Written exercise – Return a copy of each line that holds the string "Forest".

Recorded information –
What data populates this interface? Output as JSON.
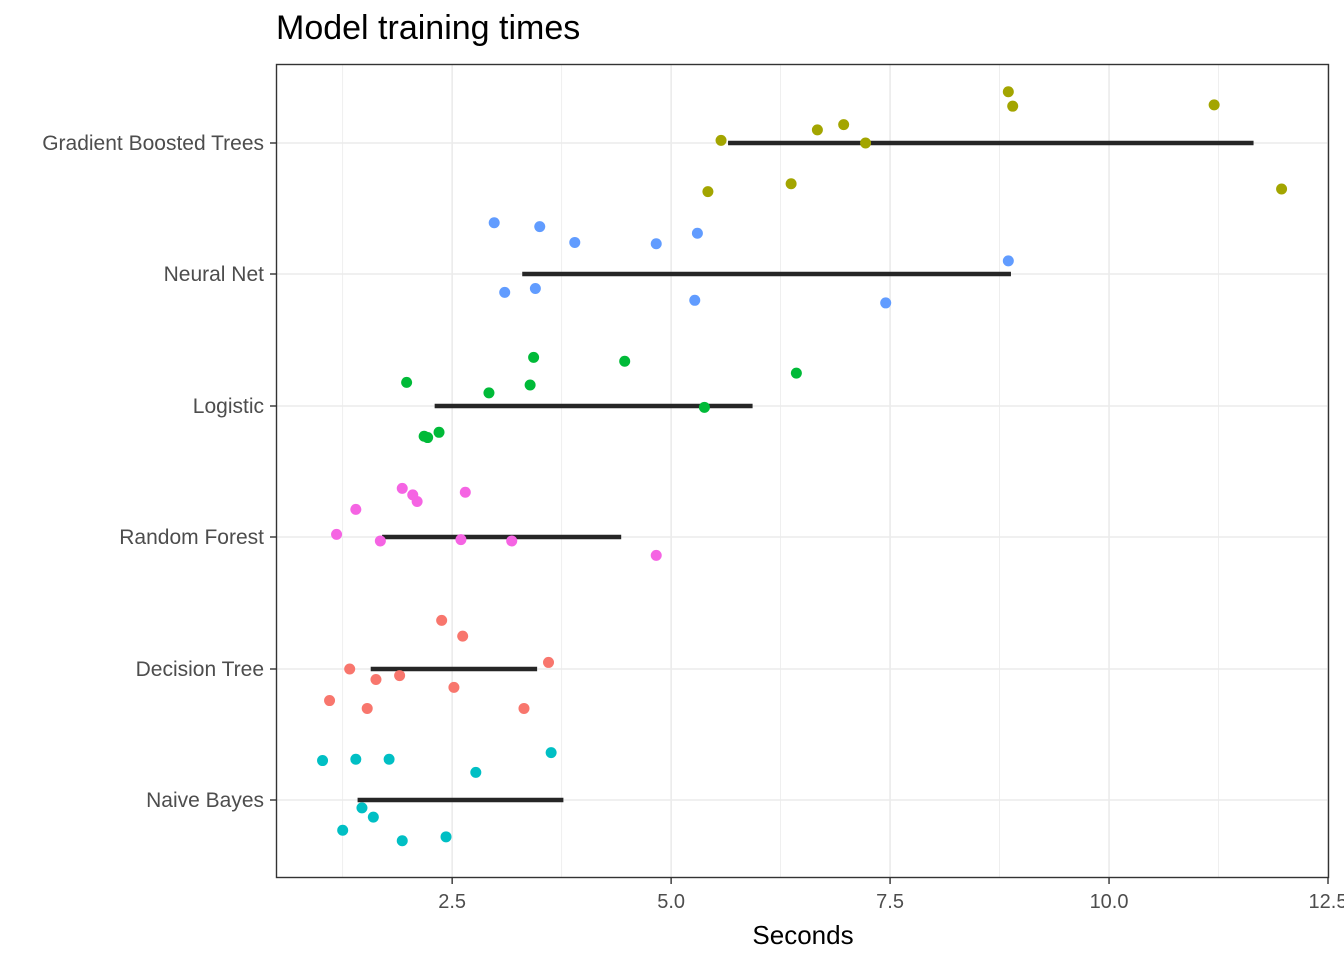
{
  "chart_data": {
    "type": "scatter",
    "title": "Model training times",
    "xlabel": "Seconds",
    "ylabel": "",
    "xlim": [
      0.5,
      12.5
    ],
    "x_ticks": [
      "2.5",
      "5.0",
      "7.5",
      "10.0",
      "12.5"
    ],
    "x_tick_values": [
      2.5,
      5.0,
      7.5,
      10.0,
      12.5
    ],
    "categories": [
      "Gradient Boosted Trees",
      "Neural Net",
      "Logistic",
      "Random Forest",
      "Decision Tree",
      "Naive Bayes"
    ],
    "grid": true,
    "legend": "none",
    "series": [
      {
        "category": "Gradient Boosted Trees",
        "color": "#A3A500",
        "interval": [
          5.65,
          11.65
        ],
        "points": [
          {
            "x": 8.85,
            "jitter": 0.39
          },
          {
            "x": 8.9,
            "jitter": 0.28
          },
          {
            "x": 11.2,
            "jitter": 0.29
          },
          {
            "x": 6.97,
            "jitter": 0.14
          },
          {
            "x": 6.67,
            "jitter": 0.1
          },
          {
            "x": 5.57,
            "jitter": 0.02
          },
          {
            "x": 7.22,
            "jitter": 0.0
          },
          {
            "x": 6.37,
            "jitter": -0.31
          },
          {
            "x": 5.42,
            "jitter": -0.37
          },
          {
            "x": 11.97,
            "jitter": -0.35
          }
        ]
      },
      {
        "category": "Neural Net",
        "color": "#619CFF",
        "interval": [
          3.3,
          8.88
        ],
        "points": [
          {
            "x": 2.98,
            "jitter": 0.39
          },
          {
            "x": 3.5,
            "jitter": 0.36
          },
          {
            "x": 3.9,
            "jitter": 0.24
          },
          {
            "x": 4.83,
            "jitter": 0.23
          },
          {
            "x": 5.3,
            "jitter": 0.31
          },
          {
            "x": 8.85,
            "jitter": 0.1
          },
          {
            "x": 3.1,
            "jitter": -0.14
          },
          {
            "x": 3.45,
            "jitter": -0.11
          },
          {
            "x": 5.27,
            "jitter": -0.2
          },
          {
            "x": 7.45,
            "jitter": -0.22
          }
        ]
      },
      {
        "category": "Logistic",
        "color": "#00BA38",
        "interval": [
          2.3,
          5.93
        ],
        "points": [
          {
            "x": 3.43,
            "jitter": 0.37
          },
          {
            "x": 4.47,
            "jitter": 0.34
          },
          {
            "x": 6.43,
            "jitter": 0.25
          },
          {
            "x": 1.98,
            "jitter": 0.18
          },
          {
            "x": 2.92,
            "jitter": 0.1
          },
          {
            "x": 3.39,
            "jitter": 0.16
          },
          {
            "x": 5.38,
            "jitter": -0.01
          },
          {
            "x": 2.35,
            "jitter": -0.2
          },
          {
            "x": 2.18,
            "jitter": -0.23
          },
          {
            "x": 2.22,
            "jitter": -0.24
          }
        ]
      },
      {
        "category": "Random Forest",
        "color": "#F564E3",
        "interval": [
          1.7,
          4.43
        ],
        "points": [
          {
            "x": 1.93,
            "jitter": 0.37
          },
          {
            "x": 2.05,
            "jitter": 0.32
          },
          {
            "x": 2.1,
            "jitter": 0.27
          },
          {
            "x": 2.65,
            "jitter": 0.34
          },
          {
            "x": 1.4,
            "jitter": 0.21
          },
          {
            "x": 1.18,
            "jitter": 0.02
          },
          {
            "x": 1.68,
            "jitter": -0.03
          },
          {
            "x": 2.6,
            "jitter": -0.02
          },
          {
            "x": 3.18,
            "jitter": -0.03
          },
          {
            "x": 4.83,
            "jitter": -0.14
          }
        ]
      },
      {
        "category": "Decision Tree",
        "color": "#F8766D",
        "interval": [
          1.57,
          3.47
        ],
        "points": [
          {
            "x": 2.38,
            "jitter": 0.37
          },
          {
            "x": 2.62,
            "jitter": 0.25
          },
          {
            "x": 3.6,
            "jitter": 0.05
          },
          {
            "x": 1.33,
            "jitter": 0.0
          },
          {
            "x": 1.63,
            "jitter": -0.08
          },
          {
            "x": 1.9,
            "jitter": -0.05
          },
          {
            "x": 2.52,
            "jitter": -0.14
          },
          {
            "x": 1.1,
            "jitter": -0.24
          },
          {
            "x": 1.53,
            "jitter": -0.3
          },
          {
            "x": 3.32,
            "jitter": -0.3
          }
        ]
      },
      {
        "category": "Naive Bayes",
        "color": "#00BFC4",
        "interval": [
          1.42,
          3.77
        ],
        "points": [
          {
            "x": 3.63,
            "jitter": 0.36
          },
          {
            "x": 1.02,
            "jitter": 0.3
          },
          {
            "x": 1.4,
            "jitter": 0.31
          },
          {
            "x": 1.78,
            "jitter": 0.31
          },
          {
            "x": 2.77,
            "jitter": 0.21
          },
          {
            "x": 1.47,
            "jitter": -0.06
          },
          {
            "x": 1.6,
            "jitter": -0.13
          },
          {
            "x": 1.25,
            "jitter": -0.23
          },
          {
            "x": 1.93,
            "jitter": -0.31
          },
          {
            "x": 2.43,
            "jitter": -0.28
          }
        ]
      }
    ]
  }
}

Worked solution –
      "Random Forest",
        "category": "Random Forest",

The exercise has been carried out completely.